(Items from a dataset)
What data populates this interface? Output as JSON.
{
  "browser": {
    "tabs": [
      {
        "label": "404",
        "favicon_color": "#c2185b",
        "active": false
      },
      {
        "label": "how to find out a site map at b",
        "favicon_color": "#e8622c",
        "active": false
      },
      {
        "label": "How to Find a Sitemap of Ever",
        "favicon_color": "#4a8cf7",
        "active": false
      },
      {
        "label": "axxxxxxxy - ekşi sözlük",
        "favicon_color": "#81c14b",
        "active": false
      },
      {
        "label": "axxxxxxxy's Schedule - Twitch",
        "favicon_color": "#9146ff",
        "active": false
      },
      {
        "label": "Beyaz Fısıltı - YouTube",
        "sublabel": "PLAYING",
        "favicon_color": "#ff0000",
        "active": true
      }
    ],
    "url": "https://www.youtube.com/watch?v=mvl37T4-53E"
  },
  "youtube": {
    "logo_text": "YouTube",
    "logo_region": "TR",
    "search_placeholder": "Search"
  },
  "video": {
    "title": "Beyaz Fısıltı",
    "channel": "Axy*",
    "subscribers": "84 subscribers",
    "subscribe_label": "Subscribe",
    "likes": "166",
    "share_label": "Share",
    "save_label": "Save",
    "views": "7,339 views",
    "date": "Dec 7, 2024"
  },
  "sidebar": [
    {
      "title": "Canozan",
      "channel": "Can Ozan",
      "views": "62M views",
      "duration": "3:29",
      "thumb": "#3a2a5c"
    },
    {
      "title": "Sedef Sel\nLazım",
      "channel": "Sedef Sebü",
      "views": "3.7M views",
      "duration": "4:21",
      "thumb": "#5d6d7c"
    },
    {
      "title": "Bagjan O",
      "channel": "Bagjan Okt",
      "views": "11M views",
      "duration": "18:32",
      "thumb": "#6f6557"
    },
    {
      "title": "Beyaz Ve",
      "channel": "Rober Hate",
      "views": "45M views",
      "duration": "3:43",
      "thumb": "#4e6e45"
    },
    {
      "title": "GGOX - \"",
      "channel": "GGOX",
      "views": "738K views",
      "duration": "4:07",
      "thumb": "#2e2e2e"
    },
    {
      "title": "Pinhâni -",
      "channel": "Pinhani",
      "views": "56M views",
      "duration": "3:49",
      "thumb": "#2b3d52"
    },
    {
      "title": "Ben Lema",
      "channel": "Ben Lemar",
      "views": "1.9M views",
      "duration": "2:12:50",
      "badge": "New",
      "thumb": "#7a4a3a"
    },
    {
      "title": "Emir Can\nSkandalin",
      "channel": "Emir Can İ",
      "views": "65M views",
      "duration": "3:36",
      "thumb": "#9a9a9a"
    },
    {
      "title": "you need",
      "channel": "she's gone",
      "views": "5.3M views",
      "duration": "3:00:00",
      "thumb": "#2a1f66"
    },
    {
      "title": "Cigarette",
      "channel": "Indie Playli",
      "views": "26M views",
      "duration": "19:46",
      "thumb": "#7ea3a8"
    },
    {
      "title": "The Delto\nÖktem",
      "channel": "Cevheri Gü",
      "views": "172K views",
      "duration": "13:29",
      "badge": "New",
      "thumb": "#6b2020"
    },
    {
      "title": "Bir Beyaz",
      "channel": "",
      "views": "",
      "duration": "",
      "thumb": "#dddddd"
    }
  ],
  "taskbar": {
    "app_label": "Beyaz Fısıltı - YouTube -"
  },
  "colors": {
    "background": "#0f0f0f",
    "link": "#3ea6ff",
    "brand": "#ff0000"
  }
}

(Given instruction) Find each line in the records holding the string "Fısıltı" and show it.

(Solution to this problem)
        "label": "Beyaz Fısıltı - YouTube",
    "title": "Beyaz Fısıltı",
    "app_label": "Beyaz Fısıltı - YouTube -"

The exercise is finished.